From the entries that follow, list every line in which the string "Antiochiæ" appears.

(Data excerpts)
============================================================
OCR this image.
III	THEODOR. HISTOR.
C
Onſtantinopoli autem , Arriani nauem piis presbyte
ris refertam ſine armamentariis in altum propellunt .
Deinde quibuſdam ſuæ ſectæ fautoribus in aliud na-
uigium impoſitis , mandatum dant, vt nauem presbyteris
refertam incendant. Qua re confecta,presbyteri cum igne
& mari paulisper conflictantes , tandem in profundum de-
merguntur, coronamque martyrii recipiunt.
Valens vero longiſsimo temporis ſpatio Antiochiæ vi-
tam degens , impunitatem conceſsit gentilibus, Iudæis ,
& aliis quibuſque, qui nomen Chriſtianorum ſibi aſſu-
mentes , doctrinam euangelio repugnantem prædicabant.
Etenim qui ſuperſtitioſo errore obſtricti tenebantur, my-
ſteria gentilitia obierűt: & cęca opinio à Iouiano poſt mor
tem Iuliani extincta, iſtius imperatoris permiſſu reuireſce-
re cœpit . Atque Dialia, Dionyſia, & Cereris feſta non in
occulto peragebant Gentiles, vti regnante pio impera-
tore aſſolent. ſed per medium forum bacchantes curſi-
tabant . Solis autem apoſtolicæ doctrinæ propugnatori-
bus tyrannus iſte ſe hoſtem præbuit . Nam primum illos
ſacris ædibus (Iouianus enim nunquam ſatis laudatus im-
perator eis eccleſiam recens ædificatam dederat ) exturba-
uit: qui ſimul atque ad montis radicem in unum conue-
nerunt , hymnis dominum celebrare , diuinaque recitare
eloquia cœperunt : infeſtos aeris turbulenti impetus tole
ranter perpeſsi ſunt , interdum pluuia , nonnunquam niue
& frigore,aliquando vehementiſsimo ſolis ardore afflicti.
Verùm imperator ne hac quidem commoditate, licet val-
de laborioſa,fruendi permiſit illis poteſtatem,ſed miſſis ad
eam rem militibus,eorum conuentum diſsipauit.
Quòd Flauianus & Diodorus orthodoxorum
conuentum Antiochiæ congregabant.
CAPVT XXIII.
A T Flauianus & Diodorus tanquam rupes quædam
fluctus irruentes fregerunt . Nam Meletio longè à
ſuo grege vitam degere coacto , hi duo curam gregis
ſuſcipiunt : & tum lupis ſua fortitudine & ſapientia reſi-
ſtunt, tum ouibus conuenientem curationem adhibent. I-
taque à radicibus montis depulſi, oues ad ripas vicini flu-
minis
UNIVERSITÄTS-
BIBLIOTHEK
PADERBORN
============================================================
● Finished task
Valens vero longiſsimo temporis ſpatio Antiochiæ vi-
conuentum Antiochiæ congregabant.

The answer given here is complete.